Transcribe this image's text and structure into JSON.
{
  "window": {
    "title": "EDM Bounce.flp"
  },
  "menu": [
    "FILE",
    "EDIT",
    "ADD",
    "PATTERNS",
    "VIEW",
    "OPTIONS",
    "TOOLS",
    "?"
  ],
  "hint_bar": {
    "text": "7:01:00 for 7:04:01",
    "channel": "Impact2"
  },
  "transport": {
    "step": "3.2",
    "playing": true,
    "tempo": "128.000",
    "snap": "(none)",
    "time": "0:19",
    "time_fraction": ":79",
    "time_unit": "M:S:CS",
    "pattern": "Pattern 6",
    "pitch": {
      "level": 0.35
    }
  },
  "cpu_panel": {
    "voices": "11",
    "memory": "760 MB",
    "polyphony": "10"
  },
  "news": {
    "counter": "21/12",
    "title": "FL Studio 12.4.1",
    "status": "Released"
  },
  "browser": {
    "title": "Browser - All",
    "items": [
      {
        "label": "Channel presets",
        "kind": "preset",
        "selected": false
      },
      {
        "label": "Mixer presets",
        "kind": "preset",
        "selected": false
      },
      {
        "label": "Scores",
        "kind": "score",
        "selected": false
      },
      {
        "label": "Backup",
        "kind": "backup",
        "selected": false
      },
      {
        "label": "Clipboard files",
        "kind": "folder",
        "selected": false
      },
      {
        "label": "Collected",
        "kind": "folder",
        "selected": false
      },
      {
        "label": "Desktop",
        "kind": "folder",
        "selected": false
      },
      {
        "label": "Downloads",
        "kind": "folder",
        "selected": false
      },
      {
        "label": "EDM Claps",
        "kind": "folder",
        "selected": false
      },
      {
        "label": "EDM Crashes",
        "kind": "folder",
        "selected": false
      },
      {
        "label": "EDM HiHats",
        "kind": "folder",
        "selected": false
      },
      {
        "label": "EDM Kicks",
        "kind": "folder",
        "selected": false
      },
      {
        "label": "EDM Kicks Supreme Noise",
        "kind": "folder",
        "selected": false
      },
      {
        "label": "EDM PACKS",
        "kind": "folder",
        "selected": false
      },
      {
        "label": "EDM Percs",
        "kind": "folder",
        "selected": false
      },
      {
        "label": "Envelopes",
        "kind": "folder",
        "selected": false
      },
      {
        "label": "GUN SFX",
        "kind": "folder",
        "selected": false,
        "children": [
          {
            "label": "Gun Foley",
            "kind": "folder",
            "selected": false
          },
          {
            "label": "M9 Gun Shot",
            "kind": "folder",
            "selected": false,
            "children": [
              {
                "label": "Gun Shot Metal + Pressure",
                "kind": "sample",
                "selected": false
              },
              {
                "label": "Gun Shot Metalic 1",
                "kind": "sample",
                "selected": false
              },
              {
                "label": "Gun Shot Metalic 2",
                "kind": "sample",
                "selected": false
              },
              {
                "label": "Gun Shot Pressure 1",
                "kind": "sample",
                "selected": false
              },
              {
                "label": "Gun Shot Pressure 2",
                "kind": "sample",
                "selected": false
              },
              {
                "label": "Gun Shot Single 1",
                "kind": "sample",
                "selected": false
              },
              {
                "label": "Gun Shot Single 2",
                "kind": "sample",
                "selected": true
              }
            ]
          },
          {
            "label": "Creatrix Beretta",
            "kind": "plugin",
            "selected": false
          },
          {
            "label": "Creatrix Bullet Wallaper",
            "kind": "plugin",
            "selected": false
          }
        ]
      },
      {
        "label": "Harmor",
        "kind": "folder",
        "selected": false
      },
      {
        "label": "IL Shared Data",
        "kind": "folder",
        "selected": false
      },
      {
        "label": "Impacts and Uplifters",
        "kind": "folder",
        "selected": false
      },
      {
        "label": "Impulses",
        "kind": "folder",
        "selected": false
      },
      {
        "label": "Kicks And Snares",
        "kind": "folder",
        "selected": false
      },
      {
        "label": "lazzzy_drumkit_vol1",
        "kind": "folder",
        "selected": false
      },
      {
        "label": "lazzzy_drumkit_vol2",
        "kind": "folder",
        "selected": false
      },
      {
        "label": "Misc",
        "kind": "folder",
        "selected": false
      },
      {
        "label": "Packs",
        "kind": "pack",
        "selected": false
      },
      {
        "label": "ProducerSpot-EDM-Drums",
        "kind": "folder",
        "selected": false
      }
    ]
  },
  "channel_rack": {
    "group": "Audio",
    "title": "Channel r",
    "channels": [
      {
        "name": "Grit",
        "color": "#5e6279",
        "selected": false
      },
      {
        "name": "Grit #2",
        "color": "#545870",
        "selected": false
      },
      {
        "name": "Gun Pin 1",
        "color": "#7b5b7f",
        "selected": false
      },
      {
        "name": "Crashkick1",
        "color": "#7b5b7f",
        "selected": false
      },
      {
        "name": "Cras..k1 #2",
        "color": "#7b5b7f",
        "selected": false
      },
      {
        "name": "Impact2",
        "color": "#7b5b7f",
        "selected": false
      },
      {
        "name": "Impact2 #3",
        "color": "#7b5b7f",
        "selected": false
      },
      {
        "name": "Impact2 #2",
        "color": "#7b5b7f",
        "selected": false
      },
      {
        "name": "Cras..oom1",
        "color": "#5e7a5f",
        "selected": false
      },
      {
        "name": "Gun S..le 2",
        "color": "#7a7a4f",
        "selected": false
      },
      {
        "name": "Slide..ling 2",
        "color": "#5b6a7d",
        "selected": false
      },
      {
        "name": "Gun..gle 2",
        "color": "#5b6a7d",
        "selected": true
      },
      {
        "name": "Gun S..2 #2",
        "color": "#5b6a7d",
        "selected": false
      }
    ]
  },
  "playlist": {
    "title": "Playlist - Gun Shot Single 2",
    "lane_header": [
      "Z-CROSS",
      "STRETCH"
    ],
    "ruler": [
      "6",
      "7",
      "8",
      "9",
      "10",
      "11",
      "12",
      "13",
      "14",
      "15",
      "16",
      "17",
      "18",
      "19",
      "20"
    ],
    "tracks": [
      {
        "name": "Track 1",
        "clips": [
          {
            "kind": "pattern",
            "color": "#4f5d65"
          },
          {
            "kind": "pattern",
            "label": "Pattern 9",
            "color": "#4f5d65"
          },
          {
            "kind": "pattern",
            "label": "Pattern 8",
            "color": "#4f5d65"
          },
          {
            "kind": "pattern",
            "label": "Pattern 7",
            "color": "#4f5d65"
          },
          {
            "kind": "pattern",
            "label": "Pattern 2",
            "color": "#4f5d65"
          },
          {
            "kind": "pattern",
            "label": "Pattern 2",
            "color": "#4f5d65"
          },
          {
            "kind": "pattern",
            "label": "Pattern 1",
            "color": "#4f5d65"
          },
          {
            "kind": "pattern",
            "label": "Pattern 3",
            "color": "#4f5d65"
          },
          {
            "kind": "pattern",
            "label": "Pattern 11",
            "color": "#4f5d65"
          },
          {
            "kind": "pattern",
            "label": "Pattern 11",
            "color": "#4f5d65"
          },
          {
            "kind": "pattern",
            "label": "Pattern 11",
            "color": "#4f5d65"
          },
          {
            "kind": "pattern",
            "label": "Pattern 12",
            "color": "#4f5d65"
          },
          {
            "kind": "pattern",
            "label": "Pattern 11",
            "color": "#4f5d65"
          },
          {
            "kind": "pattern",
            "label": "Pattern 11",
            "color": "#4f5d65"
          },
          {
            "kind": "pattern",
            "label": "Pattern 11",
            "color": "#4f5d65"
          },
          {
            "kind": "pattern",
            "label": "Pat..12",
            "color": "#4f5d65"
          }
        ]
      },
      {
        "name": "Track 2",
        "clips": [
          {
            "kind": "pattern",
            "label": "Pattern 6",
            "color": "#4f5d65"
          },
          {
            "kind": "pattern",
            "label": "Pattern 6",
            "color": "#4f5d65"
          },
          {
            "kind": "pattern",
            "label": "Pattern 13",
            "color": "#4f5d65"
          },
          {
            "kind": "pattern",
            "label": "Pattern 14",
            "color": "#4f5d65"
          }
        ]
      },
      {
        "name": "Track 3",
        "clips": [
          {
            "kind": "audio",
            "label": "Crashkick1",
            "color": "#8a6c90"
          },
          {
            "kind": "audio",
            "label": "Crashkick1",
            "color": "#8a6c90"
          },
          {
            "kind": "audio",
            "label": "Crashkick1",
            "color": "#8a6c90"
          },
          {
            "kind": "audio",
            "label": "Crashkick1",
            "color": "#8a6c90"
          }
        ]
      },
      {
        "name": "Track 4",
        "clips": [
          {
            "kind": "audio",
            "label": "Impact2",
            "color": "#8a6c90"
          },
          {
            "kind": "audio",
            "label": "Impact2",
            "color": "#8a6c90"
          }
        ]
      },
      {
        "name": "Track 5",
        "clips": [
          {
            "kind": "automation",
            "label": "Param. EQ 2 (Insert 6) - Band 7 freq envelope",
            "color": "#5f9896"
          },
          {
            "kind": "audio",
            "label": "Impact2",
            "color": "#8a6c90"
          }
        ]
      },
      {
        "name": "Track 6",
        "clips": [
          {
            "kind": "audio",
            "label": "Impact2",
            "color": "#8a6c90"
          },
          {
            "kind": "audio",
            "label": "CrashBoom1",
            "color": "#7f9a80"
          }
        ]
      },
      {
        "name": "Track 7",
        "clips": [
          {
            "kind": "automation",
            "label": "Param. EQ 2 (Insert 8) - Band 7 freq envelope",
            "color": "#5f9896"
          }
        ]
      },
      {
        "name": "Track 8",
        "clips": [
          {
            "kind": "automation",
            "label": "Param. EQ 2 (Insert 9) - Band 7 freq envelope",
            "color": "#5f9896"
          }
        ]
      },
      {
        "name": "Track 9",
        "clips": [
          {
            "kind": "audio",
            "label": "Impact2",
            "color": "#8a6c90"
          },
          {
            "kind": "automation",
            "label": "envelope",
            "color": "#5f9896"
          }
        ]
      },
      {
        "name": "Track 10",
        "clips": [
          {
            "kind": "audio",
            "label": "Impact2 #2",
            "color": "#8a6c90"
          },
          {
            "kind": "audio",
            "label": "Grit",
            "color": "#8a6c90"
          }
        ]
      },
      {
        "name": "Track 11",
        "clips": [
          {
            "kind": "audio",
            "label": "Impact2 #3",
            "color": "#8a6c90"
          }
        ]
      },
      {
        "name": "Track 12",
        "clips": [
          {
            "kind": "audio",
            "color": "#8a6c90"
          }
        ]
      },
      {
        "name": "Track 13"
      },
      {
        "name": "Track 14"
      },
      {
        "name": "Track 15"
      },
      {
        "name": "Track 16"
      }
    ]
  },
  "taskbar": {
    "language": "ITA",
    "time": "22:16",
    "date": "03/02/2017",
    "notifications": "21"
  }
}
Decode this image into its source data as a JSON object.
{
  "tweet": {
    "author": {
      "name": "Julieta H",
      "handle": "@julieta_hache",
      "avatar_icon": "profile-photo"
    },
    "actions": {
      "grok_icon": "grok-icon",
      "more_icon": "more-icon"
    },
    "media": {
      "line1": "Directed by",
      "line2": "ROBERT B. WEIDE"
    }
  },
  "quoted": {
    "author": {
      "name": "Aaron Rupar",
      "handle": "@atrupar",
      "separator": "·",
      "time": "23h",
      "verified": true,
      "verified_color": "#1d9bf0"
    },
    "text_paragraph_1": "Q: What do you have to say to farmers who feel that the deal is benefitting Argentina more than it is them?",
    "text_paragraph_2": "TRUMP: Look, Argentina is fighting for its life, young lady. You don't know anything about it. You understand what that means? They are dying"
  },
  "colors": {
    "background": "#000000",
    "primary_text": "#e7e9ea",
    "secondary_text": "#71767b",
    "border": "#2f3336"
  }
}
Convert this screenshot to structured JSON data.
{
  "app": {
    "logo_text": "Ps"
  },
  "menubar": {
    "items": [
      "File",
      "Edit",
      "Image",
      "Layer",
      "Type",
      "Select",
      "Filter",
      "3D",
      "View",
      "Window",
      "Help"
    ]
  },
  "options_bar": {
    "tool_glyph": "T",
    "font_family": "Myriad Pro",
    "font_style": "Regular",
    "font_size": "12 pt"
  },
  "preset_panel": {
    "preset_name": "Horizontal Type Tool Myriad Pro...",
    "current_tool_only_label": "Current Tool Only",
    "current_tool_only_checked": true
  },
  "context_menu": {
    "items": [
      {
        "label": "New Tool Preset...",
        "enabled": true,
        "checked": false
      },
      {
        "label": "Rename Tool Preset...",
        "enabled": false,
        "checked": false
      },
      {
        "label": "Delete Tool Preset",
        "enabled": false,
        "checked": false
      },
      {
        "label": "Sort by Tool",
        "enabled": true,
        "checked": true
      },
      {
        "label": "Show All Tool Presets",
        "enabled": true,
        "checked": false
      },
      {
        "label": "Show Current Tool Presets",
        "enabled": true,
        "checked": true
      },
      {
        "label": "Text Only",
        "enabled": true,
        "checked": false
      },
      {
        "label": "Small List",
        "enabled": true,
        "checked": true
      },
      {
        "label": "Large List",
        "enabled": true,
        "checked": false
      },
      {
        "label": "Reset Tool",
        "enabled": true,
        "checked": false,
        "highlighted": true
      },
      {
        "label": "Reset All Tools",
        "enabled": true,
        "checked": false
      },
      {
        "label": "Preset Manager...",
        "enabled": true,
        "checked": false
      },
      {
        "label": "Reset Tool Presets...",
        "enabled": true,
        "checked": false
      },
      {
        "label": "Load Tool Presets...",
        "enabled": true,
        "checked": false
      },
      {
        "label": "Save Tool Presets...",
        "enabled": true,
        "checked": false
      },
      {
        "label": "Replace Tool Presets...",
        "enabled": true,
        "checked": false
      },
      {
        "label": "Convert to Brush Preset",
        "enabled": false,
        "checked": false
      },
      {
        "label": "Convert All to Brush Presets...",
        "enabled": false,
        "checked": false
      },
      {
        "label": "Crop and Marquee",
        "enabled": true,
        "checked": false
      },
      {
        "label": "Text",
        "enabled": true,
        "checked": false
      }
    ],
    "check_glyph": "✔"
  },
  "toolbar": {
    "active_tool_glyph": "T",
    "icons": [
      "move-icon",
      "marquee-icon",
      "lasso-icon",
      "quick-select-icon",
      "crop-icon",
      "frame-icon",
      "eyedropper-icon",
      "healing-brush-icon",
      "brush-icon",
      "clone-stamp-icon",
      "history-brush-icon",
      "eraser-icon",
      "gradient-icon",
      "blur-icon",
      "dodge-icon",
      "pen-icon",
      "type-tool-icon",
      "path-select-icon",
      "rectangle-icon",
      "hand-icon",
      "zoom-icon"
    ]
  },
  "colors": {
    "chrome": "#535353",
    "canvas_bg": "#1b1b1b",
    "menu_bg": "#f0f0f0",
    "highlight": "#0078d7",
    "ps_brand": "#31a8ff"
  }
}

= = =

Your task: Where a line of the data holds "handle", show that line.

Answer to this task:
      "handle": "@julieta_hache",
      "handle": "@atrupar",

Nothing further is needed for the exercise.